(Extracted records)
★ ★ ★ ★

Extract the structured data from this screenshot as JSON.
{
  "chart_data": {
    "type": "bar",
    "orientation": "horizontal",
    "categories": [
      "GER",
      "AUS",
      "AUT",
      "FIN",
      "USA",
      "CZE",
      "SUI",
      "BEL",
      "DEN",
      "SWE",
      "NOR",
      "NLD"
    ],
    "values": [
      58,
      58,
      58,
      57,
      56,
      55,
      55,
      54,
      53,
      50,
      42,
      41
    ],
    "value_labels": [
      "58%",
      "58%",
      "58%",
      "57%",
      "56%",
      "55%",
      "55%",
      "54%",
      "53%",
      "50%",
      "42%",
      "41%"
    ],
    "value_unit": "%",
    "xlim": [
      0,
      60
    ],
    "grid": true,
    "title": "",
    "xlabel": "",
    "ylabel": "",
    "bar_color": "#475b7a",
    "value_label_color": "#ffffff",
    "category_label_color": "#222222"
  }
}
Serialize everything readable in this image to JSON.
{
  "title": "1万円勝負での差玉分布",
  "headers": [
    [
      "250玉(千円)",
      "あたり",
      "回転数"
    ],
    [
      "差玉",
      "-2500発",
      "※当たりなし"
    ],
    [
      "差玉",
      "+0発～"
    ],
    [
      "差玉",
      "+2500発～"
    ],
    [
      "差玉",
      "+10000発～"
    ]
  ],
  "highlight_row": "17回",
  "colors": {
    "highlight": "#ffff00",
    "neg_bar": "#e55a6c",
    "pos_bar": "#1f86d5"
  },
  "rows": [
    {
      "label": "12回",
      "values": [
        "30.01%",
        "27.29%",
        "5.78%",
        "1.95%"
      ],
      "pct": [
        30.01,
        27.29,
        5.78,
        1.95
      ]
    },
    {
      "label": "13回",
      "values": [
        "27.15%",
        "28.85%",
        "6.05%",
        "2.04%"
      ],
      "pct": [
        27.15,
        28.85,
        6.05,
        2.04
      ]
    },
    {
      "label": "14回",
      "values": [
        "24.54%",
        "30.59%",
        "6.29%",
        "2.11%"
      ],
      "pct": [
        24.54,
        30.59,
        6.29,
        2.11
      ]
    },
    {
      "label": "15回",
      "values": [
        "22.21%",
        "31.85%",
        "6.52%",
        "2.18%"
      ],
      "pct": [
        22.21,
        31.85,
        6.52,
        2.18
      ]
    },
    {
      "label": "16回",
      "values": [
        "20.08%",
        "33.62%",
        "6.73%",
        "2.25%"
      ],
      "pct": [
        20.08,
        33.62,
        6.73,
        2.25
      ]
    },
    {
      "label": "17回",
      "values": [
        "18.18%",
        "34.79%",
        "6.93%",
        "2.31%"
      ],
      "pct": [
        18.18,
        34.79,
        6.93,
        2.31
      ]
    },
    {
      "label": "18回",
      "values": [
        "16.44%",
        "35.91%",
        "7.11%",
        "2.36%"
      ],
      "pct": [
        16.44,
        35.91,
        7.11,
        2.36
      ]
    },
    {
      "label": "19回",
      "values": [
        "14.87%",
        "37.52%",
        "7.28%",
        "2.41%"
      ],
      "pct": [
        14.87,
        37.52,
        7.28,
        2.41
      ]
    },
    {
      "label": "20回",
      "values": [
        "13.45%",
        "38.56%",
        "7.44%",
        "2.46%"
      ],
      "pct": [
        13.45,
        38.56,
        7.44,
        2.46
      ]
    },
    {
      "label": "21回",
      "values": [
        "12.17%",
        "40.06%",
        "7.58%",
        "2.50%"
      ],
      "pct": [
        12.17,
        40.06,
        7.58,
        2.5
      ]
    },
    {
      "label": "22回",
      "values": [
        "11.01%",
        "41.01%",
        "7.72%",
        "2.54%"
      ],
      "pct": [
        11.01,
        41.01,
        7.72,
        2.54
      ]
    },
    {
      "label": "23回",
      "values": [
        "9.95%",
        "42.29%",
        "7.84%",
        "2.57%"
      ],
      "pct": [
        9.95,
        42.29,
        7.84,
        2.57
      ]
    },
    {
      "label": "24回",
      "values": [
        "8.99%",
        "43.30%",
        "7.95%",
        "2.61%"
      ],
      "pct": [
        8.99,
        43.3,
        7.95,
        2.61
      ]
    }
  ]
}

★ ★ ★ ★

- **EXERCISE BRIEF**:
Each entry above needs to be retyped exactly.

- **TASK RESULT**:
Extract the structured data from this screenshot as JSON.
{
  "chart_data": {
    "type": "bar",
    "orientation": "horizontal",
    "categories": [
      "GER",
      "AUS",
      "AUT",
      "FIN",
      "USA",
      "CZE",
      "SUI",
      "BEL",
      "DEN",
      "SWE",
      "NOR",
      "NLD"
    ],
    "values": [
      58,
      58,
      58,
      57,
      56,
      55,
      55,
      54,
      53,
      50,
      42,
      41
    ],
    "value_labels": [
      "58%",
      "58%",
      "58%",
      "57%",
      "56%",
      "55%",
      "55%",
      "54%",
      "53%",
      "50%",
      "42%",
      "41%"
    ],
    "value_unit": "%",
    "xlim": [
      0,
      60
    ],
    "grid": true,
    "title": "",
    "xlabel": "",
    "ylabel": "",
    "bar_color": "#475b7a",
    "value_label_color": "#ffffff",
    "category_label_color": "#222222"
  }
}
Serialize everything readable in this image to JSON.
{
  "title": "1万円勝負での差玉分布",
  "headers": [
    [
      "250玉(千円)",
      "あたり",
      "回転数"
    ],
    [
      "差玉",
      "-2500発",
      "※当たりなし"
    ],
    [
      "差玉",
      "+0発～"
    ],
    [
      "差玉",
      "+2500発～"
    ],
    [
      "差玉",
      "+10000発～"
    ]
  ],
  "highlight_row": "17回",
  "colors": {
    "highlight": "#ffff00",
    "neg_bar": "#e55a6c",
    "pos_bar": "#1f86d5"
  },
  "rows": [
    {
      "label": "12回",
      "values": [
        "30.01%",
        "27.29%",
        "5.78%",
        "1.95%"
      ],
      "pct": [
        30.01,
        27.29,
        5.78,
        1.95
      ]
    },
    {
      "label": "13回",
      "values": [
        "27.15%",
        "28.85%",
        "6.05%",
        "2.04%"
      ],
      "pct": [
        27.15,
        28.85,
        6.05,
        2.04
      ]
    },
    {
      "label": "14回",
      "values": [
        "24.54%",
        "30.59%",
        "6.29%",
        "2.11%"
      ],
      "pct": [
        24.54,
        30.59,
        6.29,
        2.11
      ]
    },
    {
      "label": "15回",
      "values": [
        "22.21%",
        "31.85%",
        "6.52%",
        "2.18%"
      ],
      "pct": [
        22.21,
        31.85,
        6.52,
        2.18
      ]
    },
    {
      "label": "16回",
      "values": [
        "20.08%",
        "33.62%",
        "6.73%",
        "2.25%"
      ],
      "pct": [
        20.08,
        33.62,
        6.73,
        2.25
      ]
    },
    {
      "label": "17回",
      "values": [
        "18.18%",
        "34.79%",
        "6.93%",
        "2.31%"
      ],
      "pct": [
        18.18,
        34.79,
        6.93,
        2.31
      ]
    },
    {
      "label": "18回",
      "values": [
        "16.44%",
        "35.91%",
        "7.11%",
        "2.36%"
      ],
      "pct": [
        16.44,
        35.91,
        7.11,
        2.36
      ]
    },
    {
      "label": "19回",
      "values": [
        "14.87%",
        "37.52%",
        "7.28%",
        "2.41%"
      ],
      "pct": [
        14.87,
        37.52,
        7.28,
        2.41
      ]
    },
    {
      "label": "20回",
      "values": [
        "13.45%",
        "38.56%",
        "7.44%",
        "2.46%"
      ],
      "pct": [
        13.45,
        38.56,
        7.44,
        2.46
      ]
    },
    {
      "label": "21回",
      "values": [
        "12.17%",
        "40.06%",
        "7.58%",
        "2.50%"
      ],
      "pct": [
        12.17,
        40.06,
        7.58,
        2.5
      ]
    },
    {
      "label": "22回",
      "values": [
        "11.01%",
        "41.01%",
        "7.72%",
        "2.54%"
      ],
      "pct": [
        11.01,
        41.01,
        7.72,
        2.54
      ]
    },
    {
      "label": "23回",
      "values": [
        "9.95%",
        "42.29%",
        "7.84%",
        "2.57%"
      ],
      "pct": [
        9.95,
        42.29,
        7.84,
        2.57
      ]
    },
    {
      "label": "24回",
      "values": [
        "8.99%",
        "43.30%",
        "7.95%",
        "2.61%"
      ],
      "pct": [
        8.99,
        43.3,
        7.95,
        2.61
      ]
    }
  ]
}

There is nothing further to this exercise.